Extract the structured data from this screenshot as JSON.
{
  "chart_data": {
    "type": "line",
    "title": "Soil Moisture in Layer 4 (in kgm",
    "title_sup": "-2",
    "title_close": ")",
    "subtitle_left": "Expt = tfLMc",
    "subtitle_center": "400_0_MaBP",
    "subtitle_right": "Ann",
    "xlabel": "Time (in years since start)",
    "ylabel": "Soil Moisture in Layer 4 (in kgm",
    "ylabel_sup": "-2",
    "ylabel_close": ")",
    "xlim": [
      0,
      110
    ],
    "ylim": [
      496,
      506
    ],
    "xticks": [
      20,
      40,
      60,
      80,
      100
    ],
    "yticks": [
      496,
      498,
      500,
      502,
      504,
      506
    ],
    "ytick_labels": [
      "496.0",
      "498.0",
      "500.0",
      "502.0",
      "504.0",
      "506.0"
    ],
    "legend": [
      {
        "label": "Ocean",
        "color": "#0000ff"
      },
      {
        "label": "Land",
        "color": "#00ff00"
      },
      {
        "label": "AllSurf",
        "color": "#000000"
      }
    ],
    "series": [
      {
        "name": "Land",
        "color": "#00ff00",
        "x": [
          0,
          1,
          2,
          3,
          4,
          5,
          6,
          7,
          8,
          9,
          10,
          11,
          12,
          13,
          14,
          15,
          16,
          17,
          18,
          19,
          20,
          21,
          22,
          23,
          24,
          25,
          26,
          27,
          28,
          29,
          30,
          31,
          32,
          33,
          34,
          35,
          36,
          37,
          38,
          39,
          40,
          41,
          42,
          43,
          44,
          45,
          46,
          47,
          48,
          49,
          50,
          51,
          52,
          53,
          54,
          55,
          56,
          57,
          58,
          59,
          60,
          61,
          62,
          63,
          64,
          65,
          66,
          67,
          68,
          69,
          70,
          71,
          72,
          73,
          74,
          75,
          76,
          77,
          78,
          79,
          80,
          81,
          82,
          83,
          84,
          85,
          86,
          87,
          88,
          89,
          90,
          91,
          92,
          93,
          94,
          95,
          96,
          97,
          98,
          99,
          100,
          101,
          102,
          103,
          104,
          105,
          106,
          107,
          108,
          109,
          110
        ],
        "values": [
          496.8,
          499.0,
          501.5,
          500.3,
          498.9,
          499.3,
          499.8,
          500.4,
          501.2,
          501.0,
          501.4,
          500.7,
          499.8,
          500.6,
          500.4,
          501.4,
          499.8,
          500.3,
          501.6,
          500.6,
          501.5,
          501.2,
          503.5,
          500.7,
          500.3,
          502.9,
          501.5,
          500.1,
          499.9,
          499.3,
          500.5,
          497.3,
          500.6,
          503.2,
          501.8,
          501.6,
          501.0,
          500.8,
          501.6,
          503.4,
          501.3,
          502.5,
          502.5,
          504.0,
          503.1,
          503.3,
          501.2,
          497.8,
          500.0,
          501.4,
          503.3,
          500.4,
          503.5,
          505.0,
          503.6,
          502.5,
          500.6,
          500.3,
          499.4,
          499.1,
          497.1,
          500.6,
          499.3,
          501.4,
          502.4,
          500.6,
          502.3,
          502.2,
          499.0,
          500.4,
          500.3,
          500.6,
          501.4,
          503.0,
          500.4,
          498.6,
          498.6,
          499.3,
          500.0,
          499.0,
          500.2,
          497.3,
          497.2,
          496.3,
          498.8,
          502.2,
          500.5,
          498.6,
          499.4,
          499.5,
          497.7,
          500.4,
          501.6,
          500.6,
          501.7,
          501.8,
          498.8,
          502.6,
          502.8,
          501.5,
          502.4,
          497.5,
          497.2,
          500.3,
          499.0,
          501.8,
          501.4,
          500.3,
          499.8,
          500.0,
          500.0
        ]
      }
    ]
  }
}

--*--

DESCRIPTION OF THE TASK: Look through the entries above. Extract each line with the word "color".

ANSWER:
        "color": "#0000ff"
        "color": "#00ff00"
        "color": "#000000"
        "color": "#00ff00",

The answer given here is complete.